THE PROBLEM: Transcribe each entry below exactly. Pictures do not go in the copy.

ENTRIES SUPPLIED:
+===+

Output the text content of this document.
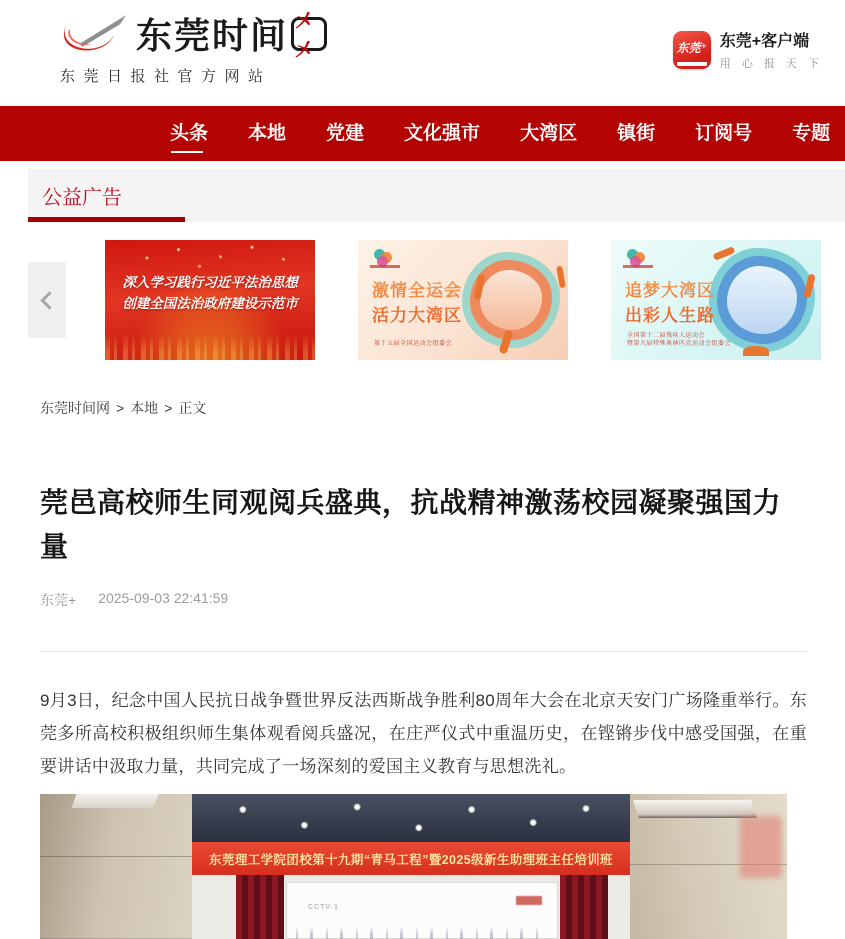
东莞时间 㐅㐅
东莞日报社官方网站
东莞⁺ 东莞+客户端
用 心 报 天 下
头条 本地 党建 文化强市 大湾区 镇街 订阅号 专题
公益广告
深入学习践行习近平法治思想
创建全国法治政府建设示范市
激情全运会
活力大湾区
第十五届全国运动会组委会
追梦大湾区
出彩人生路
全国第十二届残疾人运动会
暨第九届特殊奥林匹克运动会组委会
东莞时间网 > 本地 > 正文
莞邑高校师生同观阅兵盛典，抗战精神激荡校园凝聚强国力量
东莞+ 2025-09-03 22:41:59

9月3日，纪念中国人民抗日战争暨世界反法西斯战争胜利80周年大会在北京天安门广场隆重举行。东莞多所高校积极组织师生集体观看阅兵盛况，在庄严仪式中重温历史，在铿锵步伐中感受国强，在重要讲话中汲取力量，共同完成了一场深刻的爱国主义教育与思想洗礼。

CCTV-1
东莞理工学院团校第十九期“青马工程”暨2025级新生助理班主任培训班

+===+

FULL SOLUTION:
Output the text content of this document.
东莞时间 㐅㐅
东莞日报社官方网站
东莞⁺ 东莞+客户端
用 心 报 天 下
头条 本地 党建 文化强市 大湾区 镇街 订阅号 专题
公益广告
深入学习践行习近平法治思想
创建全国法治政府建设示范市
激情全运会
活力大湾区
第十五届全国运动会组委会
追梦大湾区
出彩人生路
全国第十二届残疾人运动会
暨第九届特殊奥林匹克运动会组委会
东莞时间网 > 本地 > 正文
莞邑高校师生同观阅兵盛典，抗战精神激荡校园凝聚强国力量
东莞+ 2025-09-03 22:41:59

9月3日，纪念中国人民抗日战争暨世界反法西斯战争胜利80周年大会在北京天安门广场隆重举行。东莞多所高校积极组织师生集体观看阅兵盛况，在庄严仪式中重温历史，在铿锵步伐中感受国强，在重要讲话中汲取力量，共同完成了一场深刻的爱国主义教育与思想洗礼。

CCTV-1
东莞理工学院团校第十九期“青马工程”暨2025级新生助理班主任培训班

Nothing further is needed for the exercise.